• _What you need to do_
Using the listing below, please gather every line containing the word "como".

Dataset items:
[start]

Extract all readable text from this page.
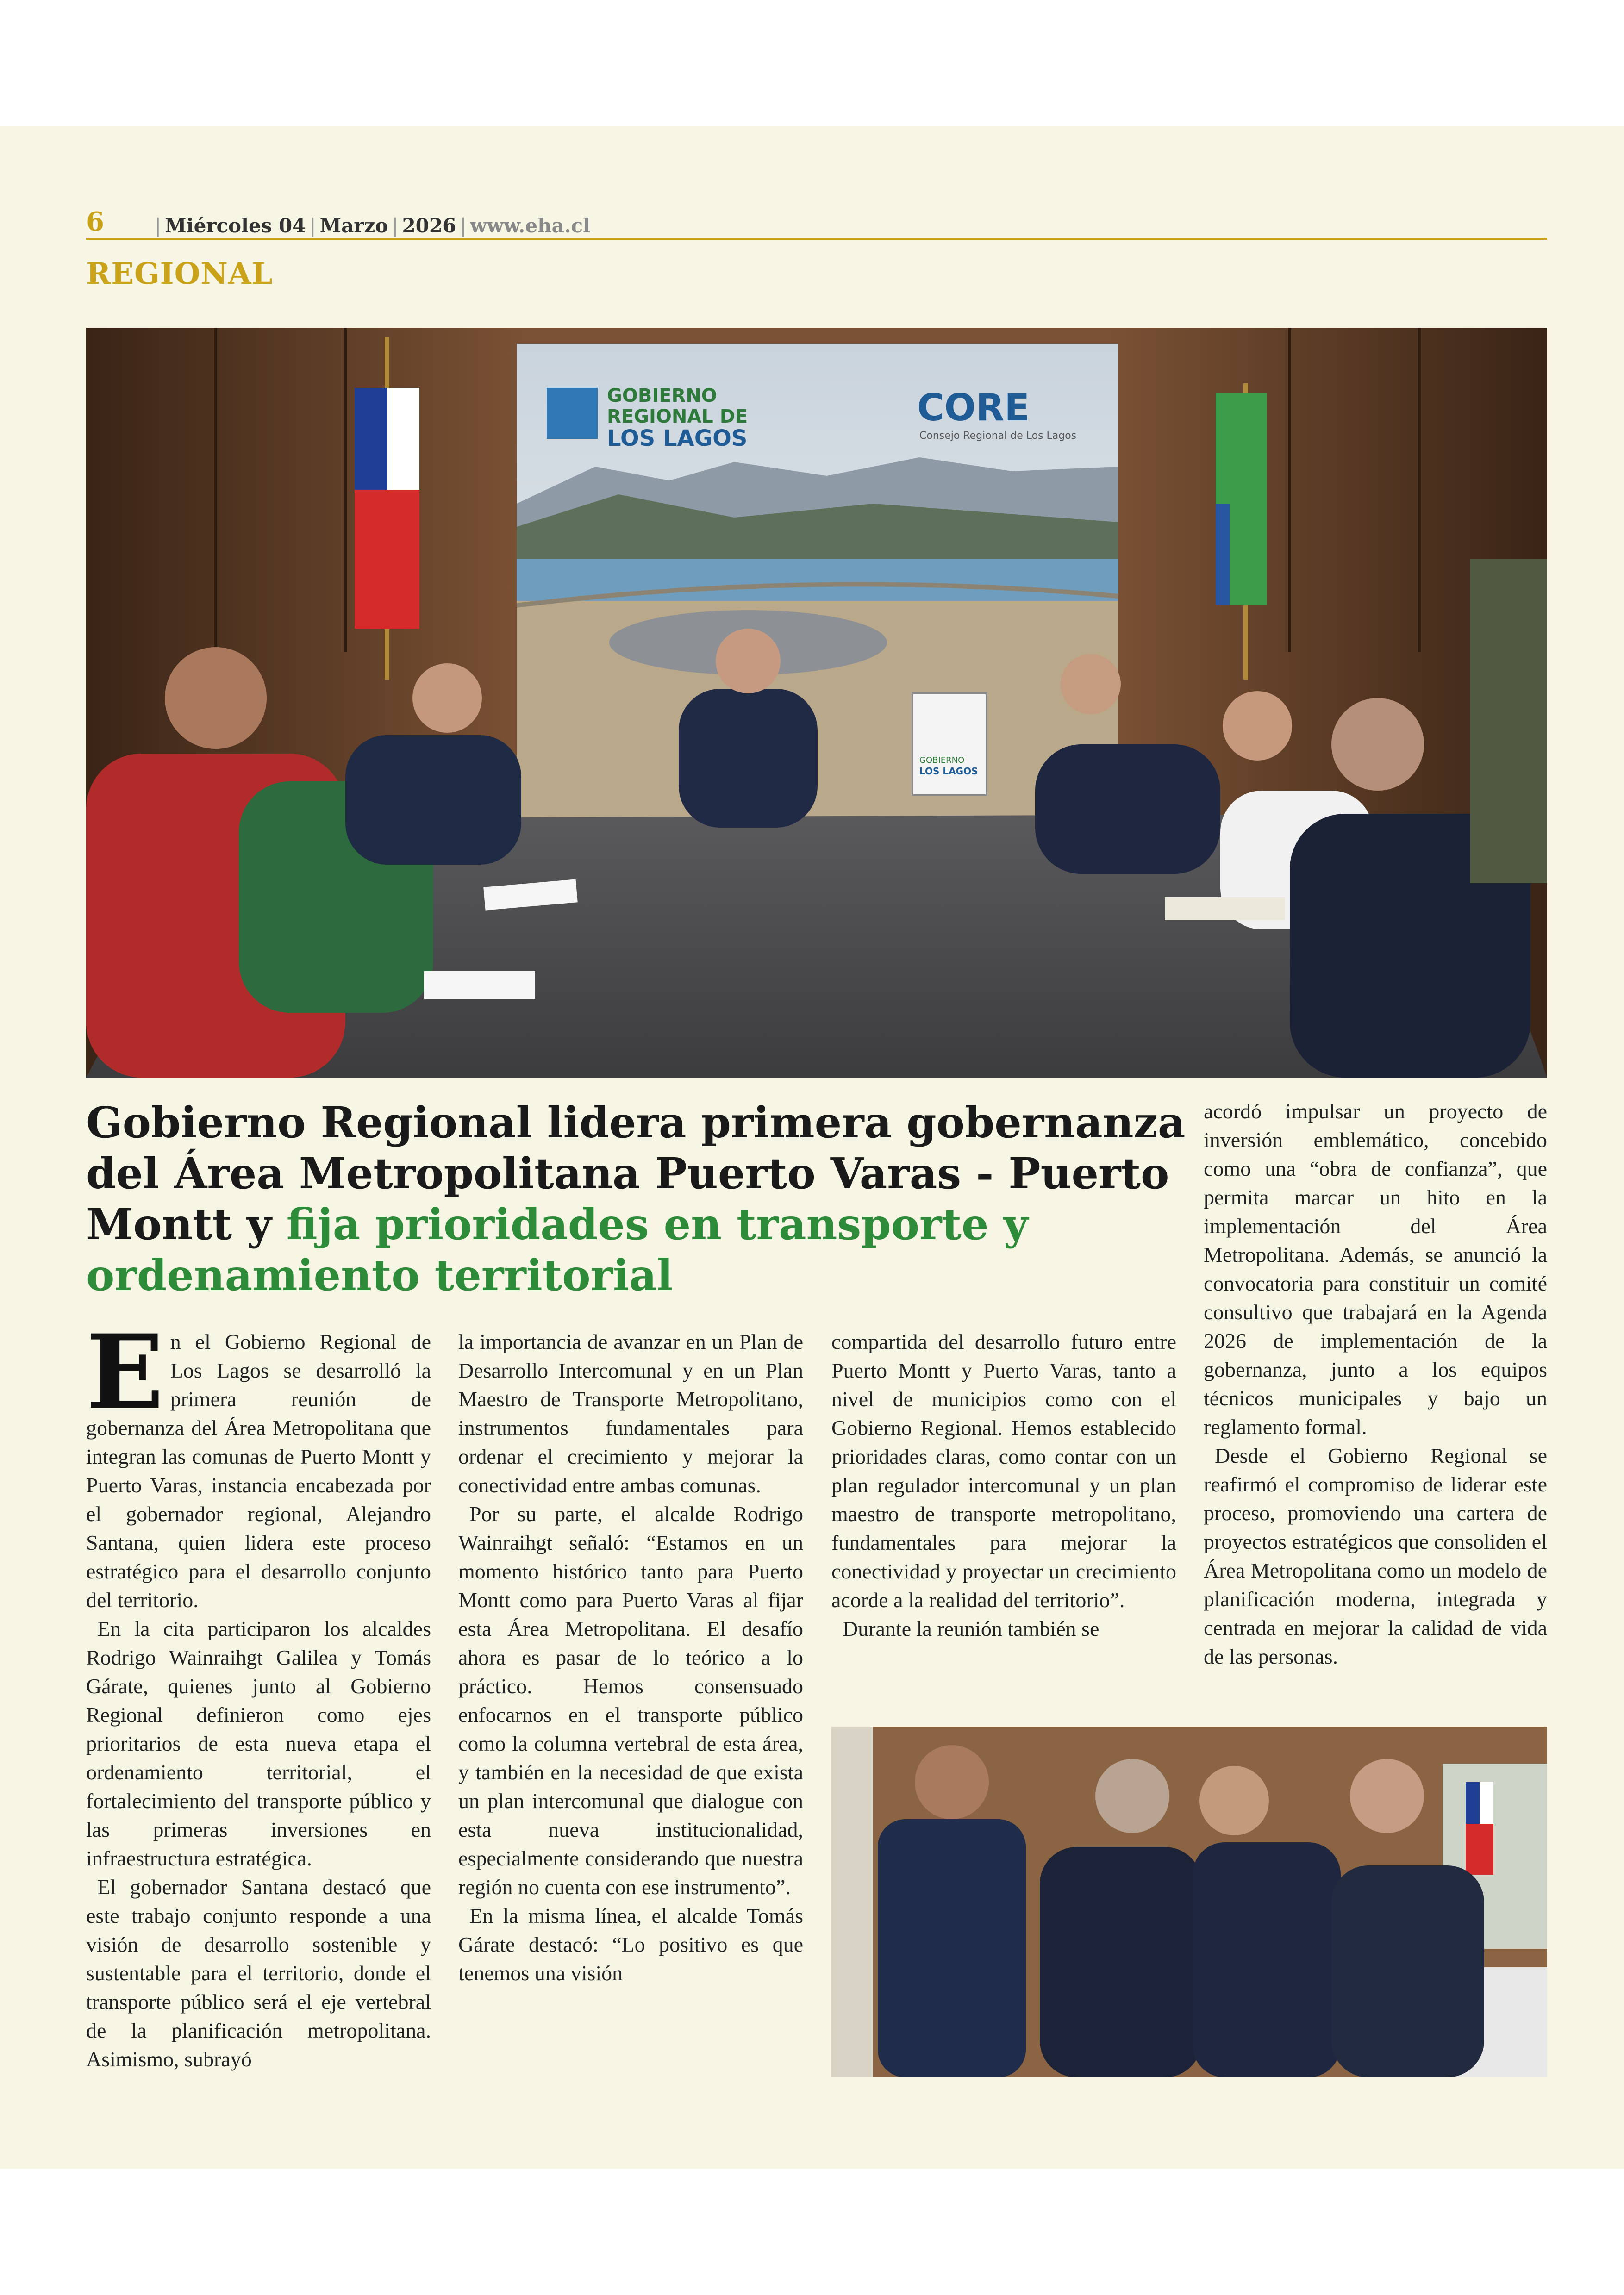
6	| Miércoles 04 | Marzo | 2026 | www.eha.cl
REGIONAL
GOBIERNO
REGIONAL DE
LOS LAGOS
CORE
Consejo Regional de Los Lagos
GOBIERNO
LOS LAGOS
Gobierno Regional lidera primera gobernanza del Área Metropolitana Puerto Varas - Puerto Montt y fija prioridades en transporte y ordenamiento territorial

En el Gobierno Regional de Los Lagos se desarrolló la primera reunión de gobernanza del Área Metropolitana que integran las comunas de Puerto Montt y Puerto Varas, instancia encabezada por el gobernador regional, Alejandro Santana, quien lidera este proceso estratégico para el desarrollo conjunto del territorio.

En la cita participaron los alcaldes Rodrigo Wainraihgt Galilea y Tomás Gárate, quienes junto al Gobierno Regional definieron como ejes prioritarios de esta nueva etapa el ordenamiento territorial, el fortalecimiento del transporte público y las primeras inversiones en infraestructura estratégica.

El gobernador Santana destacó que este trabajo conjunto responde a una visión de desarrollo sostenible y sustentable para el territorio, donde el transporte público será el eje vertebral de la planificación metropolitana. Asimismo, subrayó

la importancia de avanzar en un Plan de Desarrollo Intercomunal y en un Plan Maestro de Transporte Metropolitano, instrumentos fundamentales para ordenar el crecimiento y mejorar la conectividad entre ambas comunas.

Por su parte, el alcalde Rodrigo Wainraihgt señaló: “Estamos en un momento histórico tanto para Puerto Montt como para Puerto Varas al fijar esta Área Metropolitana. El desafío ahora es pasar de lo teórico a lo práctico. Hemos consensuado enfocarnos en el transporte público como la columna vertebral de esta área, y también en la necesidad de que exista un plan intercomunal que dialogue con esta nueva institucionalidad, especialmente considerando que nuestra región no cuenta con ese instrumento”.

En la misma línea, el alcalde Tomás Gárate destacó: “Lo positivo es que tenemos una visión

compartida del desarrollo futuro entre Puerto Montt y Puerto Varas, tanto a nivel de municipios como con el Gobierno Regional. Hemos establecido prioridades claras, como contar con un plan regulador intercomunal y un plan maestro de transporte metropolitano, fundamentales para mejorar la conectividad y proyectar un crecimiento acorde a la realidad del territorio”.

Durante la reunión también se

acordó impulsar un proyecto de inversión emblemático, concebido como una “obra de confianza”, que permita marcar un hito en la implementación del Área Metropolitana. Además, se anunció la convocatoria para constituir un comité consultivo que trabajará en la Agenda 2026 de implementación de la gobernanza, junto a los equipos técnicos municipales y bajo un reglamento formal.

Desde el Gobierno Regional se reafirmó el compromiso de liderar este proceso, promoviendo una cartera de proyectos estratégicos que consoliden el Área Metropolitana como un modelo de planificación moderna, integrada y centrada en mejorar la calidad de vida de las personas.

[end]

• _Exercise response_
En la cita participaron los alcaldes Rodrigo Wainraihgt Galilea y Tomás Gárate, quienes junto al Gobierno Regional definieron como ejes prioritarios de esta nueva etapa el ordenamiento territorial, el fortalecimiento del transporte público y las primeras inversiones en infraestructura estratégica.
Por su parte, el alcalde Rodrigo Wainraihgt señaló: “Estamos en un momento histórico tanto para Puerto Montt como para Puerto Varas al fijar esta Área Metropolitana. El desafío ahora es pasar de lo teórico a lo práctico. Hemos consensuado enfocarnos en el transporte público como la columna vertebral de esta área, y también en la necesidad de que exista un plan intercomunal que dialogue con esta nueva institucionalidad, especialmente considerando que nuestra región no cuenta con ese instrumento”.
compartida del desarrollo futuro entre Puerto Montt y Puerto Varas, tanto a nivel de municipios como con el Gobierno Regional. Hemos establecido prioridades claras, como contar con un plan regulador intercomunal y un plan maestro de transporte metropolitano, fundamentales para mejorar la conectividad y proyectar un crecimiento acorde a la realidad del territorio”.
acordó impulsar un proyecto de inversión emblemático, concebido como una “obra de confianza”, que permita marcar un hito en la implementación del Área Metropolitana. Además, se anunció la convocatoria para constituir un comité consultivo que trabajará en la Agenda 2026 de implementación de la gobernanza, junto a los equipos técnicos municipales y bajo un reglamento formal.
Desde el Gobierno Regional se reafirmó el compromiso de liderar este proceso, promoviendo una cartera de proyectos estratégicos que consoliden el Área Metropolitana como un modelo de planificación moderna, integrada y centrada en mejorar la calidad de vida de las personas.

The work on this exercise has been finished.